■ REQUIREMENTS
Every line with the word "icon" in it should be extracted from the data that follows.

■ RECORDS TO USE
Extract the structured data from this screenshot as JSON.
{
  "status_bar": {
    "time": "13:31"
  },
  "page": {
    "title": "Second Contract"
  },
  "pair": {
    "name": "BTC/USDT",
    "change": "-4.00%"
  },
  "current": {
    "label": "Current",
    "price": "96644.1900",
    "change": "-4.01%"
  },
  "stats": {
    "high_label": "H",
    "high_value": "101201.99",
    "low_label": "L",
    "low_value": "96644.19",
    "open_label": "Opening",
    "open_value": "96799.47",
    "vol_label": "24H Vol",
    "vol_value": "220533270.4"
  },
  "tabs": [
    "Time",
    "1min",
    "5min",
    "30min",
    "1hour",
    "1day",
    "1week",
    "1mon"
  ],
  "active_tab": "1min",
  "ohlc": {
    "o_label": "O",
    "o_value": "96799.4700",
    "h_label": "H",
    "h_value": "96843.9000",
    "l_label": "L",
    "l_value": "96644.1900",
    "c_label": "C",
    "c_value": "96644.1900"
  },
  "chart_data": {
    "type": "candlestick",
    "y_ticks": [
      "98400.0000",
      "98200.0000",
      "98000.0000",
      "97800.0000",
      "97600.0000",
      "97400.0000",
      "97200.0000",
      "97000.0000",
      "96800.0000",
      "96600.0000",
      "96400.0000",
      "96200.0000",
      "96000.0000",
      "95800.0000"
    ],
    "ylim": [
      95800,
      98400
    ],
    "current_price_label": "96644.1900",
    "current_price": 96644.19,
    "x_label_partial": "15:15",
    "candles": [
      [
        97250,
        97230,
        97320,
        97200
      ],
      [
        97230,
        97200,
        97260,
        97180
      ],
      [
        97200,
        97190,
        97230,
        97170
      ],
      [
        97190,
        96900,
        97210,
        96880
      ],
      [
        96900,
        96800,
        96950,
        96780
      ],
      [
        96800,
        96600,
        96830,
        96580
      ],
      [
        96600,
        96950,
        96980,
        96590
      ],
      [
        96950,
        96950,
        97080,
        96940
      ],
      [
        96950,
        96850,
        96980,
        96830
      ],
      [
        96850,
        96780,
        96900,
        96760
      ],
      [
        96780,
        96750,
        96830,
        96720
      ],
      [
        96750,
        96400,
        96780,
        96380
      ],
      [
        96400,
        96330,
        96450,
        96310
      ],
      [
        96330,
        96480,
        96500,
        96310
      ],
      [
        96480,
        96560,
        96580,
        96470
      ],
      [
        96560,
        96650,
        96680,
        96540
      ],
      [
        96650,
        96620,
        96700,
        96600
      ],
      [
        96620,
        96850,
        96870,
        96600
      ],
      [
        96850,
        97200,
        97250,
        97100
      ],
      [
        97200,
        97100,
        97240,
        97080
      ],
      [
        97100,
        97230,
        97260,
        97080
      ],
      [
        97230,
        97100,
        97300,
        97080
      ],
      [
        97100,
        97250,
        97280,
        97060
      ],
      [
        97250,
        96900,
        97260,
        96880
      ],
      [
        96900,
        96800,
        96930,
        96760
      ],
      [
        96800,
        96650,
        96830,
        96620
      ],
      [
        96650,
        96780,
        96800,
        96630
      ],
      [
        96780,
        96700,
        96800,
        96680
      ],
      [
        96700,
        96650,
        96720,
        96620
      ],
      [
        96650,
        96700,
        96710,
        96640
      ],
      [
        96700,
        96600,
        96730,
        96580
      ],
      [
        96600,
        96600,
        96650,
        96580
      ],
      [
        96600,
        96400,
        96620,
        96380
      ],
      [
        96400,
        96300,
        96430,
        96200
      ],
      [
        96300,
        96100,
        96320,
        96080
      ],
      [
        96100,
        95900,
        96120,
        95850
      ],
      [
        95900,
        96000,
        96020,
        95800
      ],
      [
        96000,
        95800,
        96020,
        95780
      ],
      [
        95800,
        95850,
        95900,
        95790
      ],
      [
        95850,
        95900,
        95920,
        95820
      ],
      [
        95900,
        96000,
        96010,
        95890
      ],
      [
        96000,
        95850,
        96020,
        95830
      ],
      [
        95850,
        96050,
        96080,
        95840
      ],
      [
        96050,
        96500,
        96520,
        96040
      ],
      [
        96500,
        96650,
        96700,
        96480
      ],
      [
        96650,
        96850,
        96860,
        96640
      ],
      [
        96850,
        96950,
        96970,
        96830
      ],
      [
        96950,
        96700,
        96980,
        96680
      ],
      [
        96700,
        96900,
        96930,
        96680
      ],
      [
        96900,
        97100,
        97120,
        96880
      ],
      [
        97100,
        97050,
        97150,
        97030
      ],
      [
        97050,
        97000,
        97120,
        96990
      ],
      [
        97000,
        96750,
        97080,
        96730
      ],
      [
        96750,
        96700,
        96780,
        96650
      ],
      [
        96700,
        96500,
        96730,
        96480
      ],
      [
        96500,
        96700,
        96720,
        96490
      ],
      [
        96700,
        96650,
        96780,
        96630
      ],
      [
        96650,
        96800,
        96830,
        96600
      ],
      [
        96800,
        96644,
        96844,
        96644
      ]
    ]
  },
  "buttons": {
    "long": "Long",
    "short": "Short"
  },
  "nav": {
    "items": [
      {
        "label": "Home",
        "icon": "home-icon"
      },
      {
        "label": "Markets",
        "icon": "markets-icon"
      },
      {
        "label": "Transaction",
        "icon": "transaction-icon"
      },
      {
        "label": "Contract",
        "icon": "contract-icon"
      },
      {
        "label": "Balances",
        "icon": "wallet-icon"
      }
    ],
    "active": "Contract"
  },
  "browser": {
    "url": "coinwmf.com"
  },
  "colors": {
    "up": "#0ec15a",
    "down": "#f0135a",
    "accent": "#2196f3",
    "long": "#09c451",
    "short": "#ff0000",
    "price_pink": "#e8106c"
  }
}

■ SOLUTION FOR THIS PROBLEM
        "icon": "home-icon"
        "icon": "markets-icon"
        "icon": "transaction-icon"
        "icon": "contract-icon"
        "icon": "wallet-icon"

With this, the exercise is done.